# [PROMPT]
Rewrite the lines from the first one through the line containing "bar-2023 <box>374 441 408 521</box>", changing "cagr-badge" to "growth-badge" and keeping everything else unchanged.

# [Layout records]
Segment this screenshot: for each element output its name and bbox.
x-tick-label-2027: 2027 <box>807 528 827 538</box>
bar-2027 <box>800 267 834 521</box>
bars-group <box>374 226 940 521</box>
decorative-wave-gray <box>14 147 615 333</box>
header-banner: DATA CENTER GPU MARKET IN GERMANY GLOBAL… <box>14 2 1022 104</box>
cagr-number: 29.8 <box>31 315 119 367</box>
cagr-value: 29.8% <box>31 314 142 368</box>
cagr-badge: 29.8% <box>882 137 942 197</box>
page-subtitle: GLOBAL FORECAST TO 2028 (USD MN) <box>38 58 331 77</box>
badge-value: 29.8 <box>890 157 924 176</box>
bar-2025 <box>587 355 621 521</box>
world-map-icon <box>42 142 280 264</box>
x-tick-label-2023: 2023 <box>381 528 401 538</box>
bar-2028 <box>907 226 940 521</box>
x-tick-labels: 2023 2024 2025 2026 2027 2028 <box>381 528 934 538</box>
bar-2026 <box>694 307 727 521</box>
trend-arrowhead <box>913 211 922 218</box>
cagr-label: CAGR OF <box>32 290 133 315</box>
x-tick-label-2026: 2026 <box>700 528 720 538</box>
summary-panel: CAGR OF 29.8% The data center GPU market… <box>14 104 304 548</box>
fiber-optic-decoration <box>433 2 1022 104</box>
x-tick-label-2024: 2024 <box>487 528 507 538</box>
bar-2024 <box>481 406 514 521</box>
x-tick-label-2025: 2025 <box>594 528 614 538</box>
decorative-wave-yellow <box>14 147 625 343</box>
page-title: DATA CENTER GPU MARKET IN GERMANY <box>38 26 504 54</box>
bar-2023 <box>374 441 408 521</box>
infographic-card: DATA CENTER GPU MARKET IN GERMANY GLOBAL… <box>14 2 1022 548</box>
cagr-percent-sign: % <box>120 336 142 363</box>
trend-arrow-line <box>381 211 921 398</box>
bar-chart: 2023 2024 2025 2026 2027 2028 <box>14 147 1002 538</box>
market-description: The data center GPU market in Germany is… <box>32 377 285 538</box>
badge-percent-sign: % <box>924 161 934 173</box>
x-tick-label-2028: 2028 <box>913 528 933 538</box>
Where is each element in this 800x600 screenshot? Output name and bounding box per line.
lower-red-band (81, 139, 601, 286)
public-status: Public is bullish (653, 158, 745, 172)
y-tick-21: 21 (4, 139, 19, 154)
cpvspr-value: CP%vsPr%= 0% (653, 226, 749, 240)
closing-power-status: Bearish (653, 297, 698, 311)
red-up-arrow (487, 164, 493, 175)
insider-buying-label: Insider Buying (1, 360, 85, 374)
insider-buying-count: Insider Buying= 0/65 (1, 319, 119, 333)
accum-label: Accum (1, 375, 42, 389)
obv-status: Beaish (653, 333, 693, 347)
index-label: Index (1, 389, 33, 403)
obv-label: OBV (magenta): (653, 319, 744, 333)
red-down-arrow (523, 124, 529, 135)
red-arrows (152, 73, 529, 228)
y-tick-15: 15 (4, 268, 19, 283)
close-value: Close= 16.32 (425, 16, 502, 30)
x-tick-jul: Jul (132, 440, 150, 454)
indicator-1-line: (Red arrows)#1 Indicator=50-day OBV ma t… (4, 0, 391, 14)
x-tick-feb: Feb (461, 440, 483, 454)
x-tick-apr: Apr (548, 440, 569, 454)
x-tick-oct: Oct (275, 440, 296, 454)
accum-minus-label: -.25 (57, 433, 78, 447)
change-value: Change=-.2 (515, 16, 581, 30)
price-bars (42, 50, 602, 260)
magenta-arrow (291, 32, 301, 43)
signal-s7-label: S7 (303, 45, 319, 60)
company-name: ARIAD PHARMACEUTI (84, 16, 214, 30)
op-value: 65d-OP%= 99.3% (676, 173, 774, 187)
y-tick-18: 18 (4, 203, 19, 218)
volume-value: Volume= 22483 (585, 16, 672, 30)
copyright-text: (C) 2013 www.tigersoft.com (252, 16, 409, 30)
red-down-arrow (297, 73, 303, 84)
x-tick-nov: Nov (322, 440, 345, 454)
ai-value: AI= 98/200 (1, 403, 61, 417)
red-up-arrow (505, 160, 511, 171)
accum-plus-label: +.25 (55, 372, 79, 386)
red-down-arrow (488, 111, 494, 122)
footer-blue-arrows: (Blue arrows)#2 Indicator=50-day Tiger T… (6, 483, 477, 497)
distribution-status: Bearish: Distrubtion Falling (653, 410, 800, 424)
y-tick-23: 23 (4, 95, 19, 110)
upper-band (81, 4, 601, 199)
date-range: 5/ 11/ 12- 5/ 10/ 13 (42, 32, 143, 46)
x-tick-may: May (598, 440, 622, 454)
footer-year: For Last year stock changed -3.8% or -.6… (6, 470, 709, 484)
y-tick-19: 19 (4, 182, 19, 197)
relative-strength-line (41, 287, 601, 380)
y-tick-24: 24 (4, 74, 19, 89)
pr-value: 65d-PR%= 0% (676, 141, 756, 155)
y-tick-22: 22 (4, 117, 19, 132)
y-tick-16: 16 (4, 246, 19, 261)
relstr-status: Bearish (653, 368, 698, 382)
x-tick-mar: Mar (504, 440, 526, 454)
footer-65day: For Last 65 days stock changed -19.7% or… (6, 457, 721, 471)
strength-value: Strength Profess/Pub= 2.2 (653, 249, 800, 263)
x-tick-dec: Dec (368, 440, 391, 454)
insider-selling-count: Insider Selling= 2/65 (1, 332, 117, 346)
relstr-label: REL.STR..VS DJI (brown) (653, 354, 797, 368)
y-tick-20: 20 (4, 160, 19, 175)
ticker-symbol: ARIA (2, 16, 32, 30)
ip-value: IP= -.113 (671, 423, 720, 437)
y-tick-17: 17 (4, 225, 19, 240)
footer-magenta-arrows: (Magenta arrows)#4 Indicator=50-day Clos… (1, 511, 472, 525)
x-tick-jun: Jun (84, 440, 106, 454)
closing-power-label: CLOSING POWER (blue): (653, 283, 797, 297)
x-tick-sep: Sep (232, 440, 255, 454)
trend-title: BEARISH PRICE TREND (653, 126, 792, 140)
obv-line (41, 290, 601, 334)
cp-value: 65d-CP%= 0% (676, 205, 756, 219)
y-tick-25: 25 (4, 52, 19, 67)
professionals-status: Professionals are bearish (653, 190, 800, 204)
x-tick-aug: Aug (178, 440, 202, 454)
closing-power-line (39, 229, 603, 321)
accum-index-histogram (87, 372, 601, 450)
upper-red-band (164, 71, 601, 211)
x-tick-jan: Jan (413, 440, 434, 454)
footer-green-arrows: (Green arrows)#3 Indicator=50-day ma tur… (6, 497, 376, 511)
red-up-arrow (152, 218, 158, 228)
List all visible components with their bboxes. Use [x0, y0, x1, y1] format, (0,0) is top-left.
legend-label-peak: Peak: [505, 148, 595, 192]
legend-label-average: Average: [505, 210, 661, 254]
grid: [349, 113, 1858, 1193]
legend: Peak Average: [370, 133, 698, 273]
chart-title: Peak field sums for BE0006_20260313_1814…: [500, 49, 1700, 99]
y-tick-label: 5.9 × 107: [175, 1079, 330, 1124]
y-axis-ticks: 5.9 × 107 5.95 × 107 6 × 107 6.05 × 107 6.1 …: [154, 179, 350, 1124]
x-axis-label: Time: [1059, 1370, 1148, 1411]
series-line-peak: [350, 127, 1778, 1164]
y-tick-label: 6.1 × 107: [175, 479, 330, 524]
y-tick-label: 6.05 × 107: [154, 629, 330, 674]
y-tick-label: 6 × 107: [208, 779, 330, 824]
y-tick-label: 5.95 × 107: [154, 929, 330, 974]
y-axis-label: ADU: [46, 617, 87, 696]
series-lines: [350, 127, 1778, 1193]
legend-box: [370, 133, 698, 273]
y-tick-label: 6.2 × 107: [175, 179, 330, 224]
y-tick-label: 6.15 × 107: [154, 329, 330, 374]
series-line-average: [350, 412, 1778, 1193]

# [THE ANSWER]
Segment this screenshot: for each element output its name and bbox.
x-tick-label-2027: 2027 <box>807 528 827 538</box>
bar-2027 <box>800 267 834 521</box>
bars-group <box>374 226 940 521</box>
decorative-wave-gray <box>14 147 615 333</box>
header-banner: DATA CENTER GPU MARKET IN GERMANY GLOBAL… <box>14 2 1022 104</box>
cagr-number: 29.8 <box>31 315 119 367</box>
cagr-value: 29.8% <box>31 314 142 368</box>
growth-badge: 29.8% <box>882 137 942 197</box>
page-subtitle: GLOBAL FORECAST TO 2028 (USD MN) <box>38 58 331 77</box>
badge-value: 29.8 <box>890 157 924 176</box>
bar-2025 <box>587 355 621 521</box>
world-map-icon <box>42 142 280 264</box>
x-tick-label-2023: 2023 <box>381 528 401 538</box>
bar-2028 <box>907 226 940 521</box>
x-tick-labels: 2023 2024 2025 2026 2027 2028 <box>381 528 934 538</box>
bar-2026 <box>694 307 727 521</box>
trend-arrowhead <box>913 211 922 218</box>
cagr-label: CAGR OF <box>32 290 133 315</box>
x-tick-label-2026: 2026 <box>700 528 720 538</box>
summary-panel: CAGR OF 29.8% The data center GPU market… <box>14 104 304 548</box>
fiber-optic-decoration <box>433 2 1022 104</box>
x-tick-label-2024: 2024 <box>487 528 507 538</box>
bar-2024 <box>481 406 514 521</box>
x-tick-label-2025: 2025 <box>594 528 614 538</box>
decorative-wave-yellow <box>14 147 625 343</box>
page-title: DATA CENTER GPU MARKET IN GERMANY <box>38 26 504 54</box>
bar-2023 <box>374 441 408 521</box>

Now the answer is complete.